STATED EXERCISE:
Rewrite all of the material below, replacing "pie-slice" with "wedge" wherever it appears and keeping everything else the same.

----

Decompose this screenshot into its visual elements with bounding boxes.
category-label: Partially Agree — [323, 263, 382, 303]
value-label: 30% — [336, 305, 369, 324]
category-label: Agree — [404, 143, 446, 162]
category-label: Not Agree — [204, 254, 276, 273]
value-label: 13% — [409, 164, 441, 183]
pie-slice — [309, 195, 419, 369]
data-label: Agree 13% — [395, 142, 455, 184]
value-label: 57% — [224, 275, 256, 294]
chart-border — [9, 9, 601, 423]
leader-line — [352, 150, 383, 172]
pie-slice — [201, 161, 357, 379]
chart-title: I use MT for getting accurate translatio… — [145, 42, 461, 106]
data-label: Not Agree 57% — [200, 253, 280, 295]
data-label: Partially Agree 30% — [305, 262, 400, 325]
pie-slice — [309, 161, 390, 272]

----

FINAL ANSWER:
Decompose this screenshot into its visual elements with bounding boxes.
category-label: Partially Agree — [323, 263, 382, 303]
value-label: 30% — [336, 305, 369, 324]
category-label: Agree — [404, 143, 446, 162]
category-label: Not Agree — [204, 254, 276, 273]
value-label: 13% — [409, 164, 441, 183]
wedge — [309, 195, 419, 369]
data-label: Agree 13% — [395, 142, 455, 184]
value-label: 57% — [224, 275, 256, 294]
chart-border — [9, 9, 601, 423]
leader-line — [352, 150, 383, 172]
wedge — [201, 161, 357, 379]
chart-title: I use MT for getting accurate translatio… — [145, 42, 461, 106]
data-label: Not Agree 57% — [200, 253, 280, 295]
data-label: Partially Agree 30% — [305, 262, 400, 325]
wedge — [309, 161, 390, 272]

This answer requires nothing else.